═════ THE RECORDS

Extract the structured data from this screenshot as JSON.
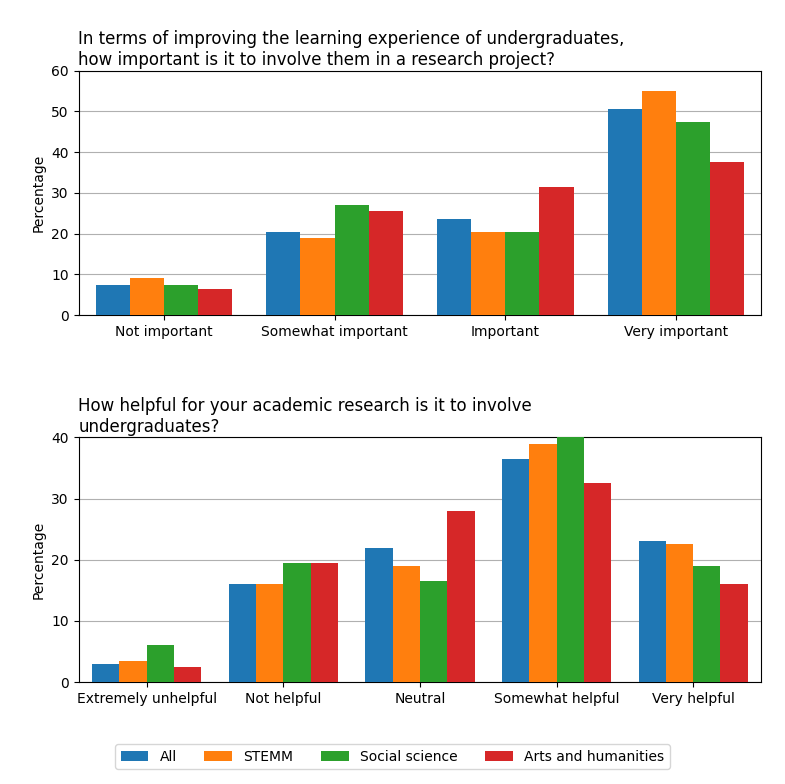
{
  "chart_data": [
    {
      "type": "bar",
      "title": "In terms of improving the learning experience of undergraduates,\nhow important is it to involve them in a research project?",
      "categories": [
        "Not important",
        "Somewhat important",
        "Important",
        "Very important"
      ],
      "series": [
        {
          "name": "All",
          "values": [
            7.5,
            20.5,
            23.5,
            50.5
          ]
        },
        {
          "name": "STEMM",
          "values": [
            9.0,
            19.0,
            20.5,
            55.0
          ]
        },
        {
          "name": "Social science",
          "values": [
            7.5,
            27.0,
            20.5,
            47.5
          ]
        },
        {
          "name": "Arts and humanities",
          "values": [
            6.5,
            25.5,
            31.5,
            37.5
          ]
        }
      ],
      "ylabel": "Percentage",
      "ylim": [
        0,
        60
      ],
      "yticks": [
        0,
        10,
        20,
        30,
        40,
        50,
        60
      ],
      "grid": true,
      "legend": "lower center"
    },
    {
      "type": "bar",
      "title": "How helpful for your academic research is it to involve\nundergraduates?",
      "categories": [
        "Extremely unhelpful",
        "Not helpful",
        "Neutral",
        "Somewhat helpful",
        "Very helpful"
      ],
      "series": [
        {
          "name": "All",
          "values": [
            3.0,
            16.0,
            22.0,
            36.5,
            23.0
          ]
        },
        {
          "name": "STEMM",
          "values": [
            3.5,
            16.0,
            19.0,
            39.0,
            22.5
          ]
        },
        {
          "name": "Social science",
          "values": [
            6.0,
            19.5,
            16.5,
            40.0,
            19.0
          ]
        },
        {
          "name": "Arts and humanities",
          "values": [
            2.5,
            19.5,
            28.0,
            32.5,
            16.0
          ]
        }
      ],
      "ylabel": "Percentage",
      "ylim": [
        0,
        40
      ],
      "yticks": [
        0,
        10,
        20,
        30,
        40
      ],
      "grid": true
    }
  ]
}
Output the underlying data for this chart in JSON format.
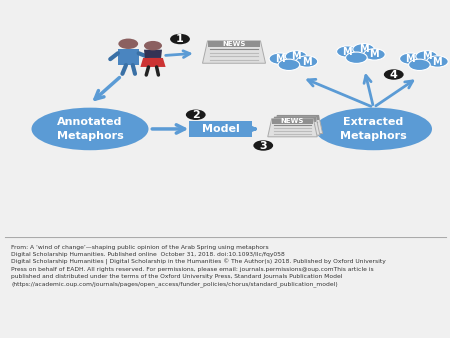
{
  "bg_color": "#f0f0f0",
  "diagram_bg": "#ffffff",
  "blue": "#5b9bd5",
  "dark": "#1a1a1a",
  "arrow_color": "#5b9bd5",
  "annotated_label": "Annotated\nMetaphors",
  "model_label": "Model",
  "extracted_label": "Extracted\nMetaphors",
  "caption_line1": "From: A ‘wind of change’—shaping public opinion of the Arab Spring using metaphors",
  "caption_line2": "Digital Scholarship Humanities. Published online  October 31, 2018. doi:10.1093/llc/fqy058",
  "caption_line3": "Digital Scholarship Humanities | Digital Scholarship in the Humanities © The Author(s) 2018. Published by Oxford University",
  "caption_line4": "Press on behalf of EADH. All rights reserved. For permissions, please email: journals.permissions@oup.comThis article is",
  "caption_line5": "published and distributed under the terms of the Oxford University Press, Standard Journals Publication Model",
  "caption_line6": "(https://academic.oup.com/journals/pages/open_access/funder_policies/chorus/standard_publication_model)"
}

══════════

### SET TASK:
For each line of the entries that includes "nMetaphors", show that line.

### SOLUTION TO THIS TASK:
  "annotated_label": "Annotated\nMetaphors",
  "extracted_label": "Extracted\nMetaphors",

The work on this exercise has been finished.